### TASK BRIEF
All of the lines below are to be printed again exactly; images are excluded from the output.

### AVAILABLE DATA
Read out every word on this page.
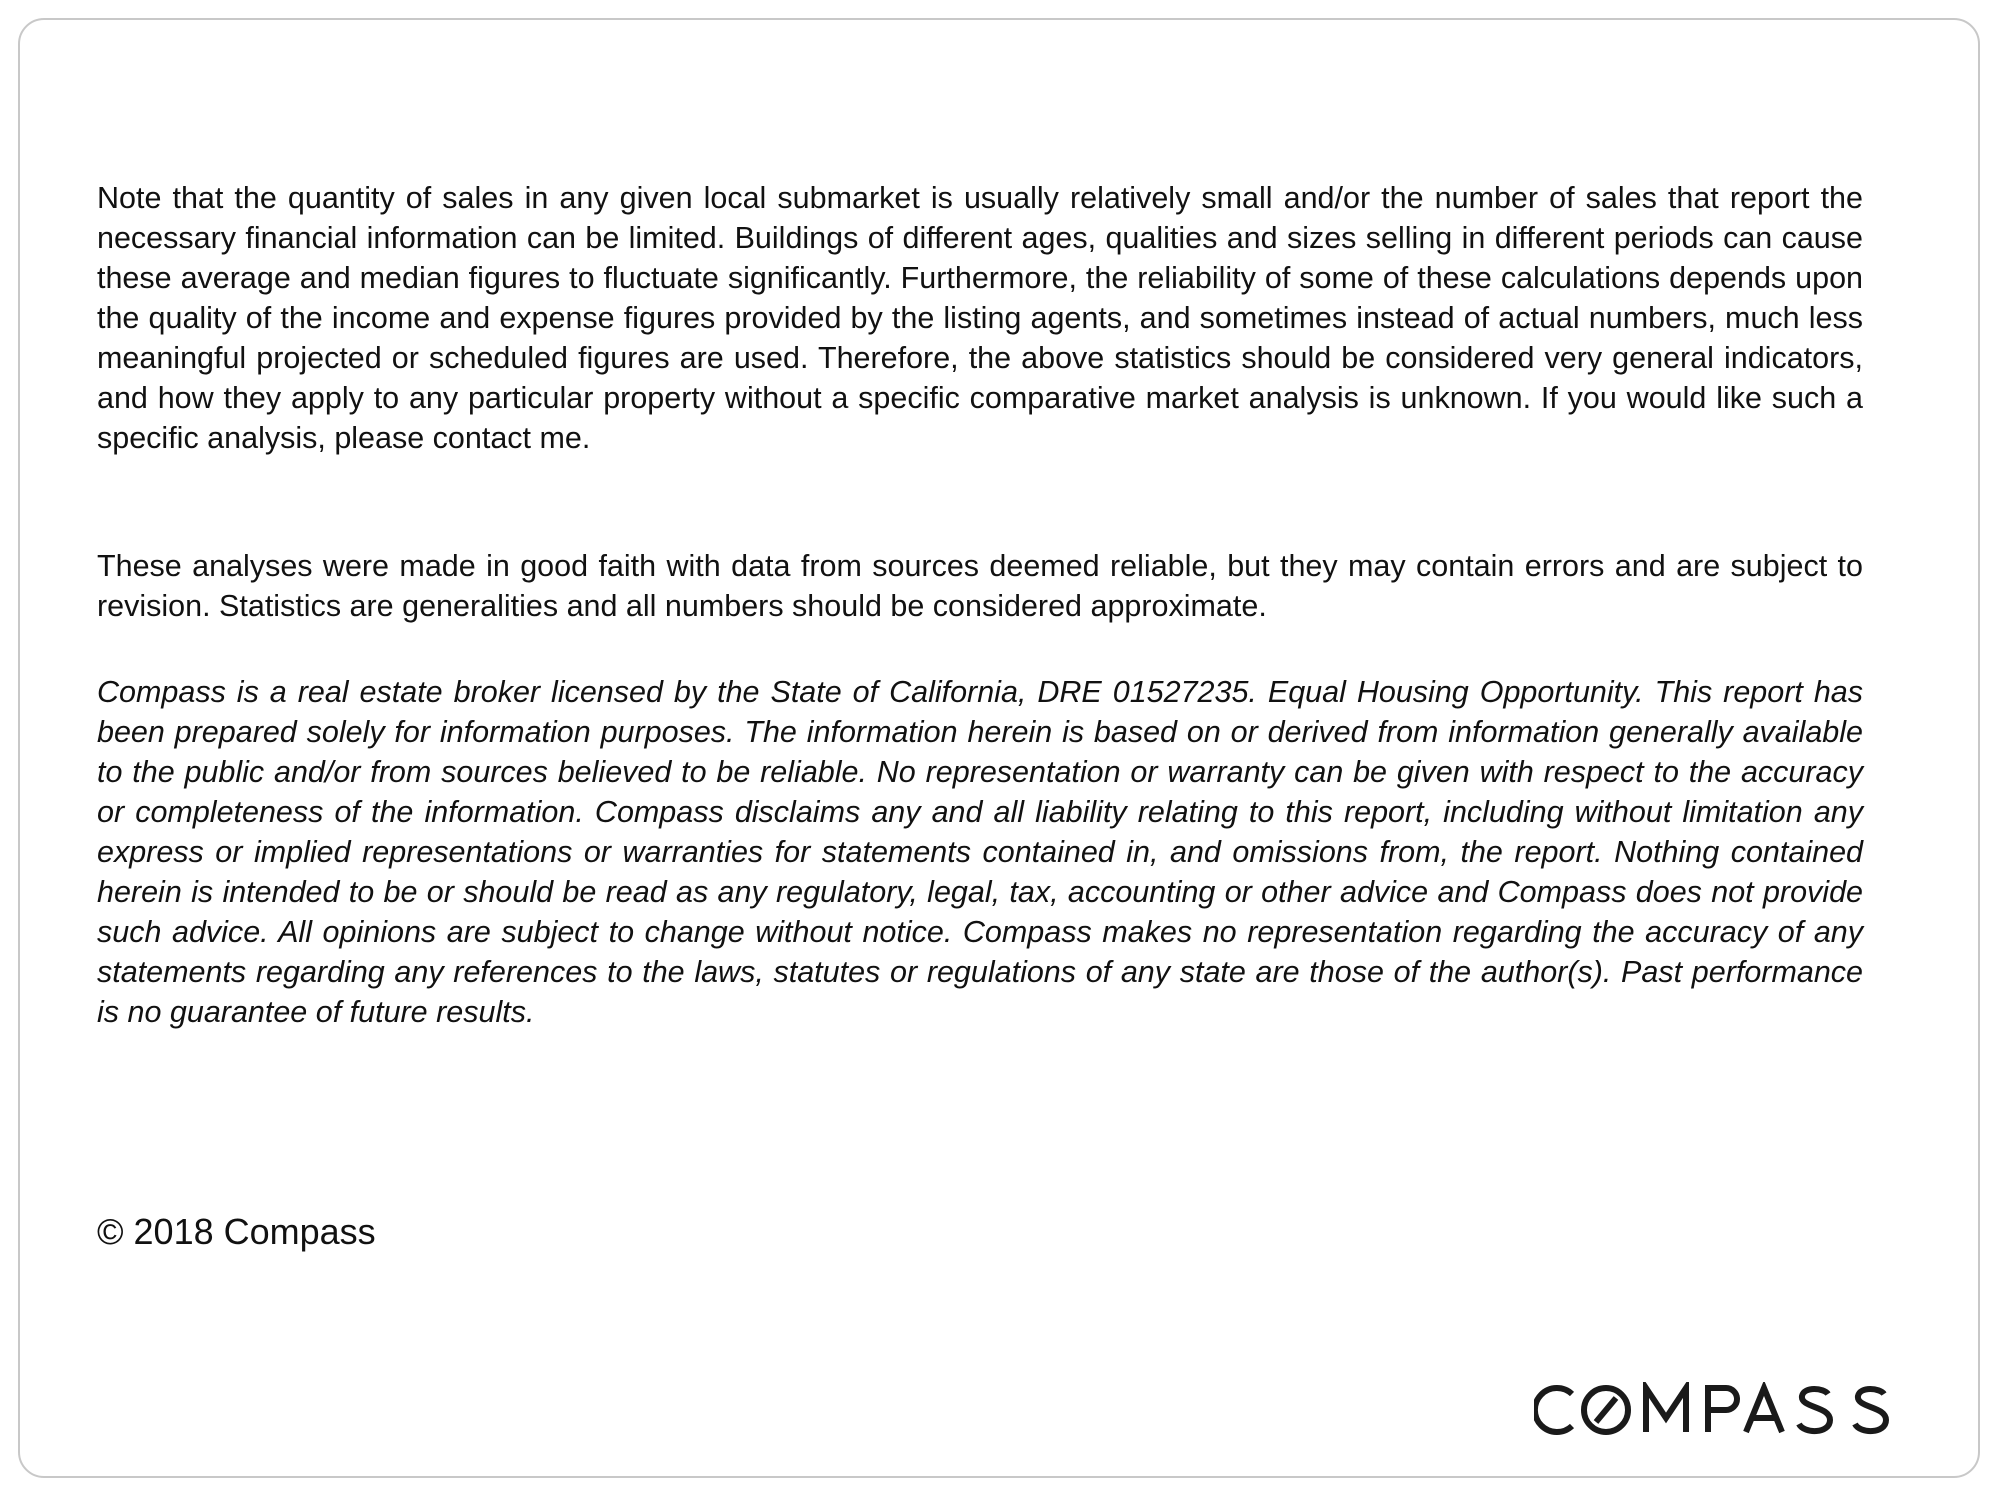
Note that the quantity of sales in any given local submarket is usually relatively small and/or the number of sales that report the necessary financial information can be limited. Buildings of different ages, qualities and sizes selling in different periods can cause these average and median figures to fluctuate significantly. Furthermore, the reliability of some of these calculations depends upon the quality of the income and expense figures provided by the listing agents, and sometimes instead of actual numbers, much less meaningful projected or scheduled figures are used. Therefore, the above statistics should be considered very general indicators, and how they apply to any particular property without a specific comparative market analysis is unknown. If you would like such a specific analysis, please contact me.

These analyses were made in good faith with data from sources deemed reliable, but they may contain errors and are subject to revision. Statistics are generalities and all numbers should be considered approximate.

Compass is a real estate broker licensed by the State of California, DRE 01527235. Equal Housing Opportunity. This report has been prepared solely for information purposes. The information herein is based on or derived from information generally available to the public and/or from sources believed to be reliable. No representation or warranty can be given with respect to the accuracy or completeness of the information. Compass disclaims any and all liability relating to this report, including without limitation any express or implied representations or warranties for statements contained in, and omissions from, the report. Nothing contained herein is intended to be or should be read as any regulatory, legal, tax, accounting or other advice and Compass does not provide such advice. All opinions are subject to change without notice. Compass makes no representation regarding the accuracy of any statements regarding any references to the laws, statutes or regulations of any state are those of the author(s). Past performance is no guarantee of future results.

© 2018 Compass
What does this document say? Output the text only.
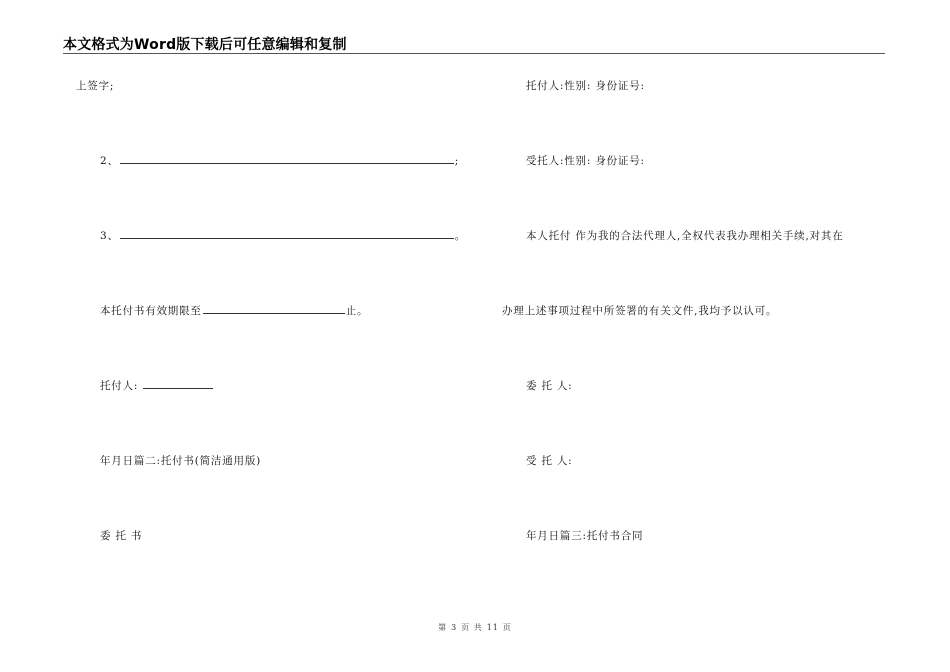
本文格式为Word版下载后可任意编辑和复制
上签字;
2、	;
3、	。
本托付书有效期限至	止。
托付人:
年月日篇二:托付书(简洁通用版)
委 托 书
托付人:性别: 身份证号:
受托人:性别: 身份证号:
本人托付 作为我的合法代理人,全权代表我办理相关手续,对其在
办理上述事项过程中所签署的有关文件,我均予以认可。
委 托 人:
受 托 人:
年月日篇三:托付书合同
第 3 页 共 11 页
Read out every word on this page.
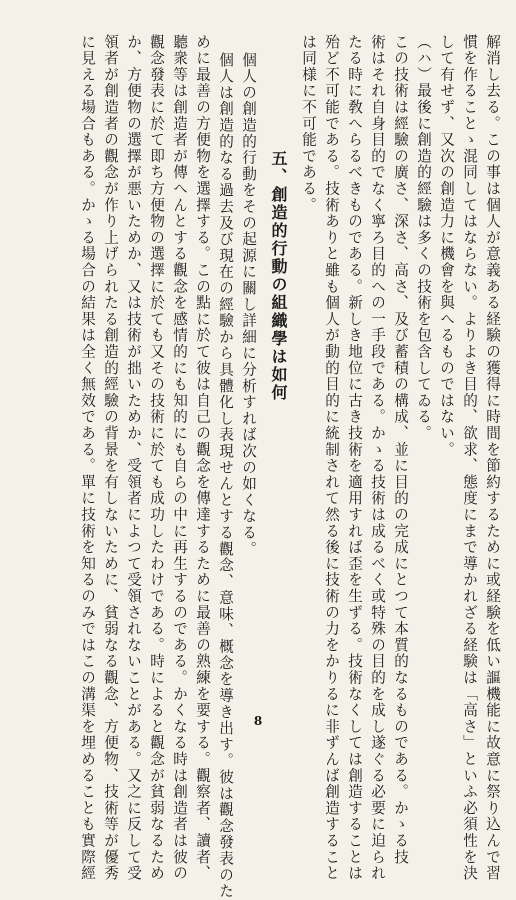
解消し去る。この事は個人が意義ある経験の獲得に時間を節約するために或経験を低い謳機能に故意に祭り込んで習
慣を作ることゝ混同してはならない。よりよき目的、欲求、態度にまで導かれざる経験は「高さ」といふ必須性を決
して有せず、又次の創造力に機會を與へるものではない。
（ハ）最後に創造的經驗は多くの技術を包含してゐる。
この技術は經驗の廣さ、深さ、高さ、及び蓄積の構成、並に目的の完成にとつて本質的なるものである。かゝる技
術はそれ自身目的でなく寧ろ目的への一手段である。かゝる技術は成るべく或特殊の目的を成し遂ぐる必要に迫られ
たる時に敎へらるべきものである。新しき地位に古き技術を適用すれば歪を生ずる。技術なくしては創造することは
殆ど不可能である。技術ありと雖も個人が動的目的に統制されて然る後に技術の力をかりるに非ずんば創造すること
は同様に不可能である。
五、創造的行動の組織學は如何
個人の創造的行動をその起源に關し詳細に分析すれば次の如くなる。
個人は創造的なる過去及び現在の經驗から具體化し表現せんとする觀念、意味、概念を導き出す。彼は觀念發表のた
めに最善の方便物を選擇する。この點に於て彼は自己の觀念を傳達するために最善の熟練を要する。觀察者、讀者、
聽衆等は創造者が傳へんとする觀念を感情的にも知的にも自らの中に再生するのである。かくなる時は創造者は彼の
觀念發表に於て即ち方便物の選擇に於ても又その技術に於ても成功したわけである。時によると觀念が貧弱なるため
か、方便物の選擇が悪いためか、又は技術が拙いためか、受領者によつて受領されないことがある。又之に反して受
領者が創造者の觀念が作り上げられたる創造的經驗の背景を有しないために、貧弱なる觀念、方便物、技術等が優秀
に見える場合もある。かゝる場合の結果は全く無效である。單に技術を知るのみではこの溝渠を埋めることも實際經	8
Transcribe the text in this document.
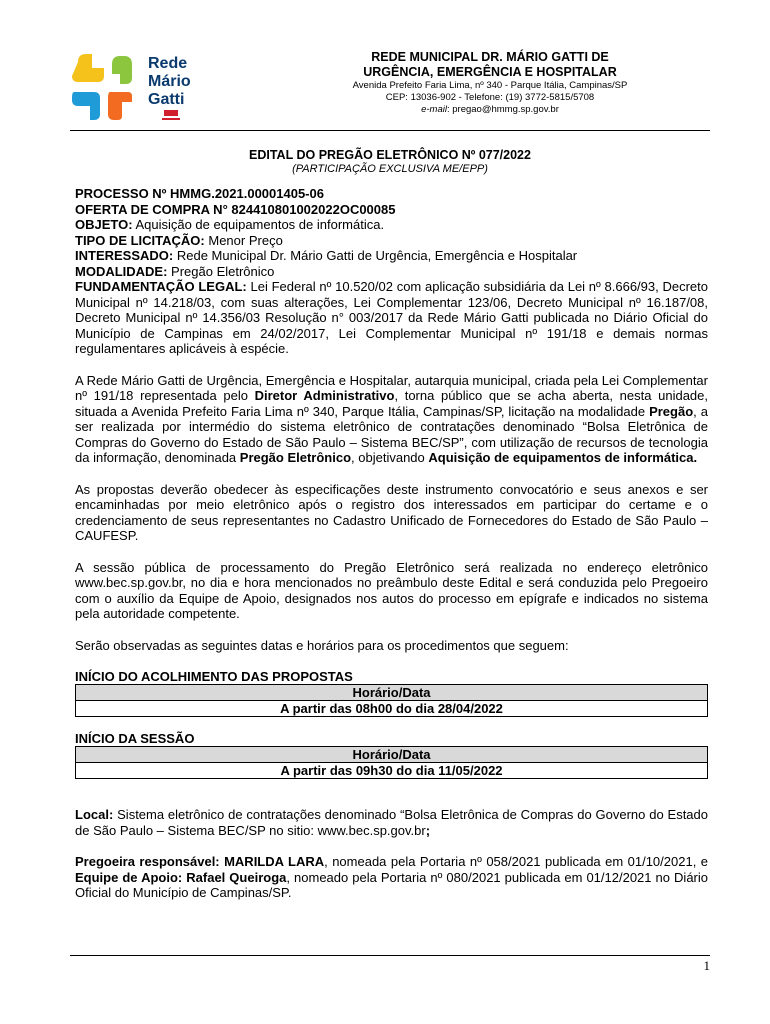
Rede
Mário
Gatti
REDE MUNICIPAL DR. MÁRIO GATTI DE
URGÊNCIA, EMERGÊNCIA E HOSPITALAR
Avenida Prefeito Faria Lima, nº 340 - Parque Itália, Campinas/SP
CEP: 13036-902 - Telefone: (19) 3772-5815/5708
e-mail: pregao@hmmg.sp.gov.br
EDITAL DO PREGÃO ELETRÔNICO Nº 077/2022
(PARTICIPAÇÃO EXCLUSIVA ME/EPP)

PROCESSO Nº HMMG.2021.00001405-06

OFERTA DE COMPRA N° 824410801002022OC00085

OBJETO: Aquisição de equipamentos de informática.

TIPO DE LICITAÇÃO: Menor Preço

INTERESSADO: Rede Municipal Dr. Mário Gatti de Urgência, Emergência e Hospitalar

MODALIDADE: Pregão Eletrônico

FUNDAMENTAÇÃO LEGAL: Lei Federal nº 10.520/02 com aplicação subsidiária da Lei nº 8.666/93, Decreto Municipal nº 14.218/03, com suas alterações, Lei Complementar 123/06, Decreto Municipal nº 16.187/08, Decreto Municipal nº 14.356/03 Resolução n° 003/2017 da Rede Mário Gatti publicada no Diário Oficial do Município de Campinas em 24/02/2017, Lei Complementar Municipal nº 191/18 e demais normas regulamentares aplicáveis à espécie.

A Rede Mário Gatti de Urgência, Emergência e Hospitalar, autarquia municipal, criada pela Lei Complementar nº 191/18 representada pelo Diretor Administrativo, torna público que se acha aberta, nesta unidade, situada a Avenida Prefeito Faria Lima nº 340, Parque Itália, Campinas/SP, licitação na modalidade Pregão, a ser realizada por intermédio do sistema eletrônico de contratações denominado “Bolsa Eletrônica de Compras do Governo do Estado de São Paulo – Sistema BEC/SP”, com utilização de recursos de tecnologia da informação, denominada Pregão Eletrônico, objetivando Aquisição de equipamentos de informática.

As propostas deverão obedecer às especificações deste instrumento convocatório e seus anexos e ser encaminhadas por meio eletrônico após o registro dos interessados em participar do certame e o credenciamento de seus representantes no Cadastro Unificado de Fornecedores do Estado de São Paulo – CAUFESP.

A sessão pública de processamento do Pregão Eletrônico será realizada no endereço eletrônico www.bec.sp.gov.br, no dia e hora mencionados no preâmbulo deste Edital e será conduzida pelo Pregoeiro com o auxílio da Equipe de Apoio, designados nos autos do processo em epígrafe e indicados no sistema pela autoridade competente.

Serão observadas as seguintes datas e horários para os procedimentos que seguem:

INÍCIO DO ACOLHIMENTO DAS PROPOSTAS

Horário/Data
A partir das 08h00 do dia 28/04/2022

INÍCIO DA SESSÃO

Horário/Data
A partir das 09h30 do dia 11/05/2022

Local: Sistema eletrônico de contratações denominado “Bolsa Eletrônica de Compras do Governo do Estado de São Paulo – Sistema BEC/SP no sitio: www.bec.sp.gov.br;

Pregoeira responsável: MARILDA LARA, nomeada pela Portaria nº 058/2021 publicada em 01/10/2021, e Equipe de Apoio: Rafael Queiroga, nomeado pela Portaria nº 080/2021 publicada em 01/12/2021 no Diário Oficial do Município de Campinas/SP.

1
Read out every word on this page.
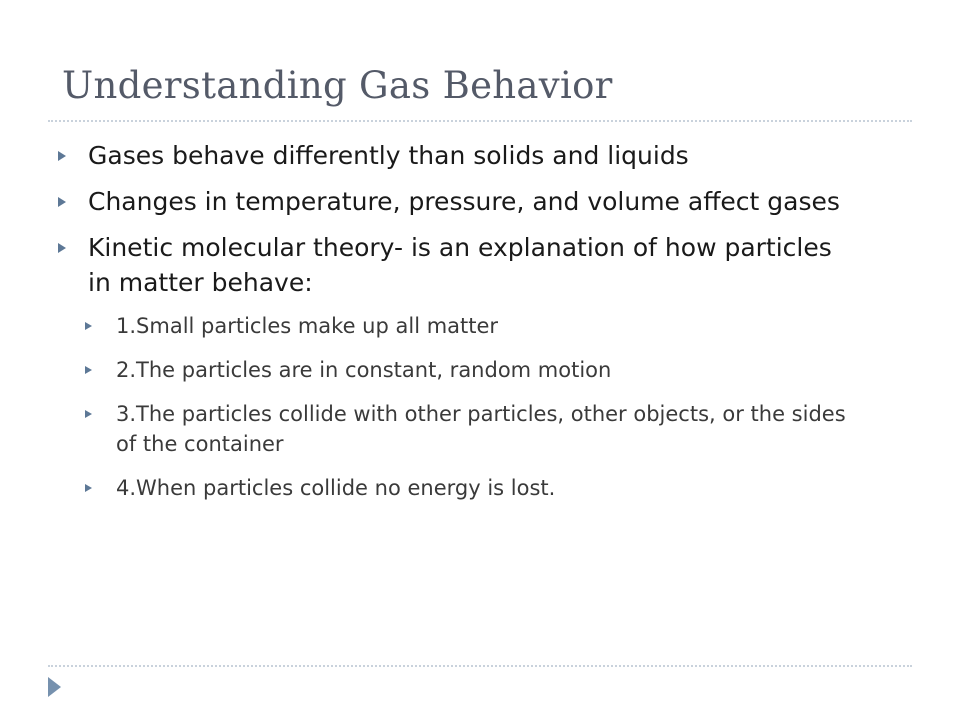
Understanding Gas Behavior
Gases behave differently than solids and liquids
Changes in temperature, pressure, and volume affect gases
Kinetic molecular theory- is an explanation of how particles in matter behave:
1.Small particles make up all matter
2.The particles are in constant, random motion
3.The particles collide with other particles, other objects, or the sides of the container
4.When particles collide no energy is lost.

### EXERCISE RESULT
Read out every word on this page.
Note that the quantity of sales in any given local submarket is usually relatively small and/or the number of sales that report the necessary financial information can be limited. Buildings of different ages, qualities and sizes selling in different periods can cause these average and median figures to fluctuate significantly. Furthermore, the reliability of some of these calculations depends upon the quality of the income and expense figures provided by the listing agents, and sometimes instead of actual numbers, much less meaningful projected or scheduled figures are used. Therefore, the above statistics should be considered very general indicators, and how they apply to any particular property without a specific comparative market analysis is unknown. If you would like such a specific analysis, please contact me.

These analyses were made in good faith with data from sources deemed reliable, but they may contain errors and are subject to revision. Statistics are generalities and all numbers should be considered approximate.

Compass is a real estate broker licensed by the State of California, DRE 01527235. Equal Housing Opportunity. This report has been prepared solely for information purposes. The information herein is based on or derived from information generally available to the public and/or from sources believed to be reliable. No representation or warranty can be given with respect to the accuracy or completeness of the information. Compass disclaims any and all liability relating to this report, including without limitation any express or implied representations or warranties for statements contained in, and omissions from, the report. Nothing contained herein is intended to be or should be read as any regulatory, legal, tax, accounting or other advice and Compass does not provide such advice. All opinions are subject to change without notice. Compass makes no representation regarding the accuracy of any statements regarding any references to the laws, statutes or regulations of any state are those of the author(s). Past performance is no guarantee of future results.

© 2018 Compass
What does this document say? Output the text only.
本文格式为Word版下载后可任意编辑和复制
上签字;
2、	;
3、	。
本托付书有效期限至	止。
托付人:
年月日篇二:托付书(简洁通用版)
委 托 书
托付人:性别: 身份证号:
受托人:性别: 身份证号:
本人托付 作为我的合法代理人,全权代表我办理相关手续,对其在
办理上述事项过程中所签署的有关文件,我均予以认可。
委 托 人:
受 托 人:
年月日篇三:托付书合同
第 3 页 共 11 页
Read out every word on this page.
解消し去る。この事は個人が意義ある経験の獲得に時間を節約するために或経験を低い謳機能に故意に祭り込んで習
慣を作ることゝ混同してはならない。よりよき目的、欲求、態度にまで導かれざる経験は「高さ」といふ必須性を決
して有せず、又次の創造力に機會を與へるものではない。
（ハ）最後に創造的經驗は多くの技術を包含してゐる。
この技術は經驗の廣さ、深さ、高さ、及び蓄積の構成、並に目的の完成にとつて本質的なるものである。かゝる技
術はそれ自身目的でなく寧ろ目的への一手段である。かゝる技術は成るべく或特殊の目的を成し遂ぐる必要に迫られ
たる時に敎へらるべきものである。新しき地位に古き技術を適用すれば歪を生ずる。技術なくしては創造することは
殆ど不可能である。技術ありと雖も個人が動的目的に統制されて然る後に技術の力をかりるに非ずんば創造すること
は同様に不可能である。
五、創造的行動の組織學は如何
個人の創造的行動をその起源に關し詳細に分析すれば次の如くなる。
個人は創造的なる過去及び現在の經驗から具體化し表現せんとする觀念、意味、概念を導き出す。彼は觀念發表のた
めに最善の方便物を選擇する。この點に於て彼は自己の觀念を傳達するために最善の熟練を要する。觀察者、讀者、
聽衆等は創造者が傳へんとする觀念を感情的にも知的にも自らの中に再生するのである。かくなる時は創造者は彼の
觀念發表に於て即ち方便物の選擇に於ても又その技術に於ても成功したわけである。時によると觀念が貧弱なるため
か、方便物の選擇が悪いためか、又は技術が拙いためか、受領者によつて受領されないことがある。又之に反して受
領者が創造者の觀念が作り上げられたる創造的經驗の背景を有しないために、貧弱なる觀念、方便物、技術等が優秀
に見える場合もある。かゝる場合の結果は全く無效である。單に技術を知るのみではこの溝渠を埋めることも實際經	8
Transcribe the text in this document.
Rede
Mário
Gatti
REDE MUNICIPAL DR. MÁRIO GATTI DE
URGÊNCIA, EMERGÊNCIA E HOSPITALAR
Avenida Prefeito Faria Lima, nº 340 - Parque Itália, Campinas/SP
CEP: 13036-902 - Telefone: (19) 3772-5815/5708
e-mail: pregao@hmmg.sp.gov.br
EDITAL DO PREGÃO ELETRÔNICO Nº 077/2022
(PARTICIPAÇÃO EXCLUSIVA ME/EPP)

PROCESSO Nº HMMG.2021.00001405-06

OFERTA DE COMPRA N° 824410801002022OC00085

OBJETO: Aquisição de equipamentos de informática.

TIPO DE LICITAÇÃO: Menor Preço

INTERESSADO: Rede Municipal Dr. Mário Gatti de Urgência, Emergência e Hospitalar

MODALIDADE: Pregão Eletrônico

FUNDAMENTAÇÃO LEGAL: Lei Federal nº 10.520/02 com aplicação subsidiária da Lei nº 8.666/93, Decreto Municipal nº 14.218/03, com suas alterações, Lei Complementar 123/06, Decreto Municipal nº 16.187/08, Decreto Municipal nº 14.356/03 Resolução n° 003/2017 da Rede Mário Gatti publicada no Diário Oficial do Município de Campinas em 24/02/2017, Lei Complementar Municipal nº 191/18 e demais normas regulamentares aplicáveis à espécie.

A Rede Mário Gatti de Urgência, Emergência e Hospitalar, autarquia municipal, criada pela Lei Complementar nº 191/18 representada pelo Diretor Administrativo, torna público que se acha aberta, nesta unidade, situada a Avenida Prefeito Faria Lima nº 340, Parque Itália, Campinas/SP, licitação na modalidade Pregão, a ser realizada por intermédio do sistema eletrônico de contratações denominado “Bolsa Eletrônica de Compras do Governo do Estado de São Paulo – Sistema BEC/SP”, com utilização de recursos de tecnologia da informação, denominada Pregão Eletrônico, objetivando Aquisição de equipamentos de informática.

As propostas deverão obedecer às especificações deste instrumento convocatório e seus anexos e ser encaminhadas por meio eletrônico após o registro dos interessados em participar do certame e o credenciamento de seus representantes no Cadastro Unificado de Fornecedores do Estado de São Paulo – CAUFESP.

A sessão pública de processamento do Pregão Eletrônico será realizada no endereço eletrônico www.bec.sp.gov.br, no dia e hora mencionados no preâmbulo deste Edital e será conduzida pelo Pregoeiro com o auxílio da Equipe de Apoio, designados nos autos do processo em epígrafe e indicados no sistema pela autoridade competente.

Serão observadas as seguintes datas e horários para os procedimentos que seguem:

INÍCIO DO ACOLHIMENTO DAS PROPOSTAS

Horário/Data
A partir das 08h00 do dia 28/04/2022

INÍCIO DA SESSÃO

Horário/Data
A partir das 09h30 do dia 11/05/2022

Local: Sistema eletrônico de contratações denominado “Bolsa Eletrônica de Compras do Governo do Estado de São Paulo – Sistema BEC/SP no sitio: www.bec.sp.gov.br;

Pregoeira responsável: MARILDA LARA, nomeada pela Portaria nº 058/2021 publicada em 01/10/2021, e Equipe de Apoio: Rafael Queiroga, nomeado pela Portaria nº 080/2021 publicada em 01/12/2021 no Diário Oficial do Município de Campinas/SP.

1
Read out every word on this page.
Understanding Gas Behavior
Gases behave differently than solids and liquids
Changes in temperature, pressure, and volume affect gases
Kinetic molecular theory- is an explanation of how particles in matter behave:
1.Small particles make up all matter
2.The particles are in constant, random motion
3.The particles collide with other particles, other objects, or the sides of the container
4.When particles collide no energy is lost.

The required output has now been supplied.